## TO BE DONE
Output all of the entries below precisely as written.

=====

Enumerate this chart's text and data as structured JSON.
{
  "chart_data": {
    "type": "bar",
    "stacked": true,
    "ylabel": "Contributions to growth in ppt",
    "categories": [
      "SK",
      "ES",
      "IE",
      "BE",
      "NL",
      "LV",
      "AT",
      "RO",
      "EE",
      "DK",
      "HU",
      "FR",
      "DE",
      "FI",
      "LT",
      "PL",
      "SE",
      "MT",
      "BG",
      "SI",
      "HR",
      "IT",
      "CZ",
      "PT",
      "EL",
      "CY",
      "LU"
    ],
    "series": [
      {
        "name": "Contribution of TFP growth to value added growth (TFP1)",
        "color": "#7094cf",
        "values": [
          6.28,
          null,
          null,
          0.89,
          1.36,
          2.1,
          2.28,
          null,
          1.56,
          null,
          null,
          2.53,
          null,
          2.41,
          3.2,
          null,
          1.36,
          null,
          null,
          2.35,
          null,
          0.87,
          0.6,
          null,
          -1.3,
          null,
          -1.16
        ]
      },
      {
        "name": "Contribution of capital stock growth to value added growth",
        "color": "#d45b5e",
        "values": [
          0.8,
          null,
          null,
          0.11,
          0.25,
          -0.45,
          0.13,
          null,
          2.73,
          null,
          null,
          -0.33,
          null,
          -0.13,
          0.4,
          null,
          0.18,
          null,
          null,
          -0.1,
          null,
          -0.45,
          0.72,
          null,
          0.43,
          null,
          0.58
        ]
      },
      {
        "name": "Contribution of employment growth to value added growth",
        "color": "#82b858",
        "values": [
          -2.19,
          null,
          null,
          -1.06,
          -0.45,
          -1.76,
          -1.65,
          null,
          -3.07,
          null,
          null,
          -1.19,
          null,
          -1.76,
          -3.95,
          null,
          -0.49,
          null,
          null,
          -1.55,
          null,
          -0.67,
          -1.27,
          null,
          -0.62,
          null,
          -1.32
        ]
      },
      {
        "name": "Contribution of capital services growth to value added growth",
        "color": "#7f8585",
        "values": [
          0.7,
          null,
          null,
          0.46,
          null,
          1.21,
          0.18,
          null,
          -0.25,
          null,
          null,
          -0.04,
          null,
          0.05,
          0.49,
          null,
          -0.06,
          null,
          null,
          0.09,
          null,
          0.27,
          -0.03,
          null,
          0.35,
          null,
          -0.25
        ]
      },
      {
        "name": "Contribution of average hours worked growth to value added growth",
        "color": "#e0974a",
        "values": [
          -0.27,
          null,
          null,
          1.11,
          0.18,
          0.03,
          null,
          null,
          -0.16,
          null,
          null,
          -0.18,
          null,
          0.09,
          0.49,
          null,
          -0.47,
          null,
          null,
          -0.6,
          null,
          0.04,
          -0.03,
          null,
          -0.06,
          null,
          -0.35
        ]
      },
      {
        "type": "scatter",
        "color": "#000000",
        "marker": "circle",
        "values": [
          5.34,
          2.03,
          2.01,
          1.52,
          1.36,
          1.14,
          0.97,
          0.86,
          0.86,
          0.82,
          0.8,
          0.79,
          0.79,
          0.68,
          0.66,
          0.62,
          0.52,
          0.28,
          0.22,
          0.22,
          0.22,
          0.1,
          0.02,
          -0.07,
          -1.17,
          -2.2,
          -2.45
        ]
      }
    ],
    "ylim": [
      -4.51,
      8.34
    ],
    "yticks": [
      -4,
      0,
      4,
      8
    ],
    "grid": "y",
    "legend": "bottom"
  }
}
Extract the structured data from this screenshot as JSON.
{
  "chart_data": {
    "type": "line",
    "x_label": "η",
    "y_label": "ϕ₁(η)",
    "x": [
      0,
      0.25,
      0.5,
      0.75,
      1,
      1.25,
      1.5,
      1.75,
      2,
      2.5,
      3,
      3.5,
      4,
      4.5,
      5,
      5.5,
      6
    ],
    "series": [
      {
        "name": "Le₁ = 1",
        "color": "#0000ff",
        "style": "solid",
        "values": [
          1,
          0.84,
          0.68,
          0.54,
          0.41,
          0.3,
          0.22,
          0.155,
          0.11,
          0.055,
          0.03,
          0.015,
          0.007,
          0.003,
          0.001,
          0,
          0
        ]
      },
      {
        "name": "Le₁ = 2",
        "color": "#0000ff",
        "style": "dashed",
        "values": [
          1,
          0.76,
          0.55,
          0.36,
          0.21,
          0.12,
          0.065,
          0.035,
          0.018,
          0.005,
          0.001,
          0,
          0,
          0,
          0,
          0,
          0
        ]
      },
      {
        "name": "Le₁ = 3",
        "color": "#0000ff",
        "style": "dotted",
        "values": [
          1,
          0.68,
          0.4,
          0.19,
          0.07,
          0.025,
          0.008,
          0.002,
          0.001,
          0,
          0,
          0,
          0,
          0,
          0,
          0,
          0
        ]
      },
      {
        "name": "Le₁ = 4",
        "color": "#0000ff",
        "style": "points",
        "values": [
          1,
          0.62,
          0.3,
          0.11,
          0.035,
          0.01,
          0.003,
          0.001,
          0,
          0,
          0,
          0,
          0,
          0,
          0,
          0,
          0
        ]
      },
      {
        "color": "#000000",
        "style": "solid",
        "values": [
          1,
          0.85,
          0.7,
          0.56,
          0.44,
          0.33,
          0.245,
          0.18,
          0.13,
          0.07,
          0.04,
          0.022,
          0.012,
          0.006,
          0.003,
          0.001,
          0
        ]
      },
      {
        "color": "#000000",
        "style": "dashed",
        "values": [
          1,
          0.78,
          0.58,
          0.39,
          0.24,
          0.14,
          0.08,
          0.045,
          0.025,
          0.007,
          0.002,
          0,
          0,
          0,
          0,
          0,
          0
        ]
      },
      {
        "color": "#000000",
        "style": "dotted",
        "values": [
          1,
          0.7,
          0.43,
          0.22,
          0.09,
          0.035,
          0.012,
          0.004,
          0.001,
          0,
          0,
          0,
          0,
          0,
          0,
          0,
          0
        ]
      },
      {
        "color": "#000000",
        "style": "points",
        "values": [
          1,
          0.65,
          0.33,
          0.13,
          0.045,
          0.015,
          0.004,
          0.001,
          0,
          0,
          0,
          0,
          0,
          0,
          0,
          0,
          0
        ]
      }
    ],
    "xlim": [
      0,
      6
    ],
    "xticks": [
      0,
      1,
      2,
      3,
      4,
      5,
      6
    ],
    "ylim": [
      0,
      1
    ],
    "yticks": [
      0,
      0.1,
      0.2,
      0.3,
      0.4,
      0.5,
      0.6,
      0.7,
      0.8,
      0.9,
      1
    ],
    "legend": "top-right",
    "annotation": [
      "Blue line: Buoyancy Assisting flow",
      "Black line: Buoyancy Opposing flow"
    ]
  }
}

=====

## SOLVED EXERCISE
Enumerate this chart's text and data as structured JSON.
{
  "chart_data": {
    "type": "bar",
    "stacked": true,
    "ylabel": "Contributions to growth in ppt",
    "categories": [
      "SK",
      "ES",
      "IE",
      "BE",
      "NL",
      "LV",
      "AT",
      "RO",
      "EE",
      "DK",
      "HU",
      "FR",
      "DE",
      "FI",
      "LT",
      "PL",
      "SE",
      "MT",
      "BG",
      "SI",
      "HR",
      "IT",
      "CZ",
      "PT",
      "EL",
      "CY",
      "LU"
    ],
    "series": [
      {
        "name": "Contribution of TFP growth to value added growth (TFP1)",
        "color": "#7094cf",
        "values": [
          6.28,
          null,
          null,
          0.89,
          1.36,
          2.1,
          2.28,
          null,
          1.56,
          null,
          null,
          2.53,
          null,
          2.41,
          3.2,
          null,
          1.36,
          null,
          null,
          2.35,
          null,
          0.87,
          0.6,
          null,
          -1.3,
          null,
          -1.16
        ]
      },
      {
        "name": "Contribution of capital stock growth to value added growth",
        "color": "#d45b5e",
        "values": [
          0.8,
          null,
          null,
          0.11,
          0.25,
          -0.45,
          0.13,
          null,
          2.73,
          null,
          null,
          -0.33,
          null,
          -0.13,
          0.4,
          null,
          0.18,
          null,
          null,
          -0.1,
          null,
          -0.45,
          0.72,
          null,
          0.43,
          null,
          0.58
        ]
      },
      {
        "name": "Contribution of employment growth to value added growth",
        "color": "#82b858",
        "values": [
          -2.19,
          null,
          null,
          -1.06,
          -0.45,
          -1.76,
          -1.65,
          null,
          -3.07,
          null,
          null,
          -1.19,
          null,
          -1.76,
          -3.95,
          null,
          -0.49,
          null,
          null,
          -1.55,
          null,
          -0.67,
          -1.27,
          null,
          -0.62,
          null,
          -1.32
        ]
      },
      {
        "name": "Contribution of capital services growth to value added growth",
        "color": "#7f8585",
        "values": [
          0.7,
          null,
          null,
          0.46,
          null,
          1.21,
          0.18,
          null,
          -0.25,
          null,
          null,
          -0.04,
          null,
          0.05,
          0.49,
          null,
          -0.06,
          null,
          null,
          0.09,
          null,
          0.27,
          -0.03,
          null,
          0.35,
          null,
          -0.25
        ]
      },
      {
        "name": "Contribution of average hours worked growth to value added growth",
        "color": "#e0974a",
        "values": [
          -0.27,
          null,
          null,
          1.11,
          0.18,
          0.03,
          null,
          null,
          -0.16,
          null,
          null,
          -0.18,
          null,
          0.09,
          0.49,
          null,
          -0.47,
          null,
          null,
          -0.6,
          null,
          0.04,
          -0.03,
          null,
          -0.06,
          null,
          -0.35
        ]
      },
      {
        "type": "scatter",
        "color": "#000000",
        "marker": "circle",
        "values": [
          5.34,
          2.03,
          2.01,
          1.52,
          1.36,
          1.14,
          0.97,
          0.86,
          0.86,
          0.82,
          0.8,
          0.79,
          0.79,
          0.68,
          0.66,
          0.62,
          0.52,
          0.28,
          0.22,
          0.22,
          0.22,
          0.1,
          0.02,
          -0.07,
          -1.17,
          -2.2,
          -2.45
        ]
      }
    ],
    "ylim": [
      -4.51,
      8.34
    ],
    "yticks": [
      -4,
      0,
      4,
      8
    ],
    "grid": "y",
    "legend": "bottom"
  }
}
Extract the structured data from this screenshot as JSON.
{
  "chart_data": {
    "type": "line",
    "x_label": "η",
    "y_label": "ϕ₁(η)",
    "x": [
      0,
      0.25,
      0.5,
      0.75,
      1,
      1.25,
      1.5,
      1.75,
      2,
      2.5,
      3,
      3.5,
      4,
      4.5,
      5,
      5.5,
      6
    ],
    "series": [
      {
        "name": "Le₁ = 1",
        "color": "#0000ff",
        "style": "solid",
        "values": [
          1,
          0.84,
          0.68,
          0.54,
          0.41,
          0.3,
          0.22,
          0.155,
          0.11,
          0.055,
          0.03,
          0.015,
          0.007,
          0.003,
          0.001,
          0,
          0
        ]
      },
      {
        "name": "Le₁ = 2",
        "color": "#0000ff",
        "style": "dashed",
        "values": [
          1,
          0.76,
          0.55,
          0.36,
          0.21,
          0.12,
          0.065,
          0.035,
          0.018,
          0.005,
          0.001,
          0,
          0,
          0,
          0,
          0,
          0
        ]
      },
      {
        "name": "Le₁ = 3",
        "color": "#0000ff",
        "style": "dotted",
        "values": [
          1,
          0.68,
          0.4,
          0.19,
          0.07,
          0.025,
          0.008,
          0.002,
          0.001,
          0,
          0,
          0,
          0,
          0,
          0,
          0,
          0
        ]
      },
      {
        "name": "Le₁ = 4",
        "color": "#0000ff",
        "style": "points",
        "values": [
          1,
          0.62,
          0.3,
          0.11,
          0.035,
          0.01,
          0.003,
          0.001,
          0,
          0,
          0,
          0,
          0,
          0,
          0,
          0,
          0
        ]
      },
      {
        "color": "#000000",
        "style": "solid",
        "values": [
          1,
          0.85,
          0.7,
          0.56,
          0.44,
          0.33,
          0.245,
          0.18,
          0.13,
          0.07,
          0.04,
          0.022,
          0.012,
          0.006,
          0.003,
          0.001,
          0
        ]
      },
      {
        "color": "#000000",
        "style": "dashed",
        "values": [
          1,
          0.78,
          0.58,
          0.39,
          0.24,
          0.14,
          0.08,
          0.045,
          0.025,
          0.007,
          0.002,
          0,
          0,
          0,
          0,
          0,
          0
        ]
      },
      {
        "color": "#000000",
        "style": "dotted",
        "values": [
          1,
          0.7,
          0.43,
          0.22,
          0.09,
          0.035,
          0.012,
          0.004,
          0.001,
          0,
          0,
          0,
          0,
          0,
          0,
          0,
          0
        ]
      },
      {
        "color": "#000000",
        "style": "points",
        "values": [
          1,
          0.65,
          0.33,
          0.13,
          0.045,
          0.015,
          0.004,
          0.001,
          0,
          0,
          0,
          0,
          0,
          0,
          0,
          0,
          0
        ]
      }
    ],
    "xlim": [
      0,
      6
    ],
    "xticks": [
      0,
      1,
      2,
      3,
      4,
      5,
      6
    ],
    "ylim": [
      0,
      1
    ],
    "yticks": [
      0,
      0.1,
      0.2,
      0.3,
      0.4,
      0.5,
      0.6,
      0.7,
      0.8,
      0.9,
      1
    ],
    "legend": "top-right",
    "annotation": [
      "Blue line: Buoyancy Assisting flow",
      "Black line: Buoyancy Opposing flow"
    ]
  }
}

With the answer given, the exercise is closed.